ITEMS:
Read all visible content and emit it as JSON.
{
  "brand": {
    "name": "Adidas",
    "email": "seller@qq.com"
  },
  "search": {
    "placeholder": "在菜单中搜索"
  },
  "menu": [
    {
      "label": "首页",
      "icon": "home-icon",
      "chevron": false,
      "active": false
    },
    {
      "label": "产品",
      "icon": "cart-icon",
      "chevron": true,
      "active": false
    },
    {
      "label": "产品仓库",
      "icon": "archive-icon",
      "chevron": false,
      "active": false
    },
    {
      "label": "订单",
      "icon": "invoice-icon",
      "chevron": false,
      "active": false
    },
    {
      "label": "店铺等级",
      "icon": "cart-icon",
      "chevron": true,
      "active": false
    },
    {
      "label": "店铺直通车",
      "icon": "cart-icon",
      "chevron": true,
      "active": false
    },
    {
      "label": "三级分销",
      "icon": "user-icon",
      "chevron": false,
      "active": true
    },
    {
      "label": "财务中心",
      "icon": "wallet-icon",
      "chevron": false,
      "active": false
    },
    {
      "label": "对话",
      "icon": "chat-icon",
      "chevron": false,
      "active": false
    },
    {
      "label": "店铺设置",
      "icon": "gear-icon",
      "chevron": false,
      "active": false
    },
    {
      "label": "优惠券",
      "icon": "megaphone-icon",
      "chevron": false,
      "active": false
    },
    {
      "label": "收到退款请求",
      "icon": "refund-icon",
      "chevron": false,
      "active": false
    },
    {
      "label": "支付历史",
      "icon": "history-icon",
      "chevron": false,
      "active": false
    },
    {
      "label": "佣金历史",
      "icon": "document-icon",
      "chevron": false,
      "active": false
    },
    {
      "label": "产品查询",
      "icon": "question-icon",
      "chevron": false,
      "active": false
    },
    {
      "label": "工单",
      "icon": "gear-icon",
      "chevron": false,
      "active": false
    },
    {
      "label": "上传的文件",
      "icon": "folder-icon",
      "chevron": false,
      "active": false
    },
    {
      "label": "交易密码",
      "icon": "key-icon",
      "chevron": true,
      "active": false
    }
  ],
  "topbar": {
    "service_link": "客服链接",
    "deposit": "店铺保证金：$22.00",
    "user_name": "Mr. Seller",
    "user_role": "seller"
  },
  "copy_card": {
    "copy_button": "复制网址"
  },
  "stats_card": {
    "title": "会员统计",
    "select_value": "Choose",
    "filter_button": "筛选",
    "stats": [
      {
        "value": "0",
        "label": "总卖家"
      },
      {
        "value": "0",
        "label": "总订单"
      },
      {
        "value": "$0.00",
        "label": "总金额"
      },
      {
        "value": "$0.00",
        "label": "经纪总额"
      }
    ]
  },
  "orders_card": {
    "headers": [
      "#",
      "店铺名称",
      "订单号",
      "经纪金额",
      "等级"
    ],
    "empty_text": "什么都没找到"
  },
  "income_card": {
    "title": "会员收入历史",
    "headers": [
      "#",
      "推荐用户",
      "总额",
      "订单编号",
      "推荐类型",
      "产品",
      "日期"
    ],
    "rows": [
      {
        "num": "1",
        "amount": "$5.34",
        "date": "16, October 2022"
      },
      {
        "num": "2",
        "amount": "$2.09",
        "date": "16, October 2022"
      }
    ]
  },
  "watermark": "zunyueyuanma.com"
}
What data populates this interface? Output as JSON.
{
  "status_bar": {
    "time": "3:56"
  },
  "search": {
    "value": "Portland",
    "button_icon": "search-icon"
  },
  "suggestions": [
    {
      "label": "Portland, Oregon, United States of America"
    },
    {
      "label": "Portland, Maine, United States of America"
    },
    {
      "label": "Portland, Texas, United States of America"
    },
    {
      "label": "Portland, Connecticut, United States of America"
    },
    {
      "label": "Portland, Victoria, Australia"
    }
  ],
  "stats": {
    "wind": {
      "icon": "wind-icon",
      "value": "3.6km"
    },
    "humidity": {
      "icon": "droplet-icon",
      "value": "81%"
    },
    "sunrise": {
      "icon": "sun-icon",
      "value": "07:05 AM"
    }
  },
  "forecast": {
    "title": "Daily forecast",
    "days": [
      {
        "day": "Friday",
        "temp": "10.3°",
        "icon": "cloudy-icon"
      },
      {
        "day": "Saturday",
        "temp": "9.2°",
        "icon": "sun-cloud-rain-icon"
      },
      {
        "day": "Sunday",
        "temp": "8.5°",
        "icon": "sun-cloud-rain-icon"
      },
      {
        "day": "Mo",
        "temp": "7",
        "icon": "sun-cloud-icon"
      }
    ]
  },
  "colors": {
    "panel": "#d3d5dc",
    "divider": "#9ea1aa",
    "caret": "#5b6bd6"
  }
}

SHORT PROBLEM: Print the complete listing again, exactly as it stands.

RESPONSE TO THE EXERCISE:
Read all visible content and emit it as JSON.
{
  "brand": {
    "name": "Adidas",
    "email": "seller@qq.com"
  },
  "search": {
    "placeholder": "在菜单中搜索"
  },
  "menu": [
    {
      "label": "首页",
      "icon": "home-icon",
      "chevron": false,
      "active": false
    },
    {
      "label": "产品",
      "icon": "cart-icon",
      "chevron": true,
      "active": false
    },
    {
      "label": "产品仓库",
      "icon": "archive-icon",
      "chevron": false,
      "active": false
    },
    {
      "label": "订单",
      "icon": "invoice-icon",
      "chevron": false,
      "active": false
    },
    {
      "label": "店铺等级",
      "icon": "cart-icon",
      "chevron": true,
      "active": false
    },
    {
      "label": "店铺直通车",
      "icon": "cart-icon",
      "chevron": true,
      "active": false
    },
    {
      "label": "三级分销",
      "icon": "user-icon",
      "chevron": false,
      "active": true
    },
    {
      "label": "财务中心",
      "icon": "wallet-icon",
      "chevron": false,
      "active": false
    },
    {
      "label": "对话",
      "icon": "chat-icon",
      "chevron": false,
      "active": false
    },
    {
      "label": "店铺设置",
      "icon": "gear-icon",
      "chevron": false,
      "active": false
    },
    {
      "label": "优惠券",
      "icon": "megaphone-icon",
      "chevron": false,
      "active": false
    },
    {
      "label": "收到退款请求",
      "icon": "refund-icon",
      "chevron": false,
      "active": false
    },
    {
      "label": "支付历史",
      "icon": "history-icon",
      "chevron": false,
      "active": false
    },
    {
      "label": "佣金历史",
      "icon": "document-icon",
      "chevron": false,
      "active": false
    },
    {
      "label": "产品查询",
      "icon": "question-icon",
      "chevron": false,
      "active": false
    },
    {
      "label": "工单",
      "icon": "gear-icon",
      "chevron": false,
      "active": false
    },
    {
      "label": "上传的文件",
      "icon": "folder-icon",
      "chevron": false,
      "active": false
    },
    {
      "label": "交易密码",
      "icon": "key-icon",
      "chevron": true,
      "active": false
    }
  ],
  "topbar": {
    "service_link": "客服链接",
    "deposit": "店铺保证金：$22.00",
    "user_name": "Mr. Seller",
    "user_role": "seller"
  },
  "copy_card": {
    "copy_button": "复制网址"
  },
  "stats_card": {
    "title": "会员统计",
    "select_value": "Choose",
    "filter_button": "筛选",
    "stats": [
      {
        "value": "0",
        "label": "总卖家"
      },
      {
        "value": "0",
        "label": "总订单"
      },
      {
        "value": "$0.00",
        "label": "总金额"
      },
      {
        "value": "$0.00",
        "label": "经纪总额"
      }
    ]
  },
  "orders_card": {
    "headers": [
      "#",
      "店铺名称",
      "订单号",
      "经纪金额",
      "等级"
    ],
    "empty_text": "什么都没找到"
  },
  "income_card": {
    "title": "会员收入历史",
    "headers": [
      "#",
      "推荐用户",
      "总额",
      "订单编号",
      "推荐类型",
      "产品",
      "日期"
    ],
    "rows": [
      {
        "num": "1",
        "amount": "$5.34",
        "date": "16, October 2022"
      },
      {
        "num": "2",
        "amount": "$2.09",
        "date": "16, October 2022"
      }
    ]
  },
  "watermark": "zunyueyuanma.com"
}
What data populates this interface? Output as JSON.
{
  "status_bar": {
    "time": "3:56"
  },
  "search": {
    "value": "Portland",
    "button_icon": "search-icon"
  },
  "suggestions": [
    {
      "label": "Portland, Oregon, United States of America"
    },
    {
      "label": "Portland, Maine, United States of America"
    },
    {
      "label": "Portland, Texas, United States of America"
    },
    {
      "label": "Portland, Connecticut, United States of America"
    },
    {
      "label": "Portland, Victoria, Australia"
    }
  ],
  "stats": {
    "wind": {
      "icon": "wind-icon",
      "value": "3.6km"
    },
    "humidity": {
      "icon": "droplet-icon",
      "value": "81%"
    },
    "sunrise": {
      "icon": "sun-icon",
      "value": "07:05 AM"
    }
  },
  "forecast": {
    "title": "Daily forecast",
    "days": [
      {
        "day": "Friday",
        "temp": "10.3°",
        "icon": "cloudy-icon"
      },
      {
        "day": "Saturday",
        "temp": "9.2°",
        "icon": "sun-cloud-rain-icon"
      },
      {
        "day": "Sunday",
        "temp": "8.5°",
        "icon": "sun-cloud-rain-icon"
      },
      {
        "day": "Mo",
        "temp": "7",
        "icon": "sun-cloud-icon"
      }
    ]
  },
  "colors": {
    "panel": "#d3d5dc",
    "divider": "#9ea1aa",
    "caret": "#5b6bd6"
  }
}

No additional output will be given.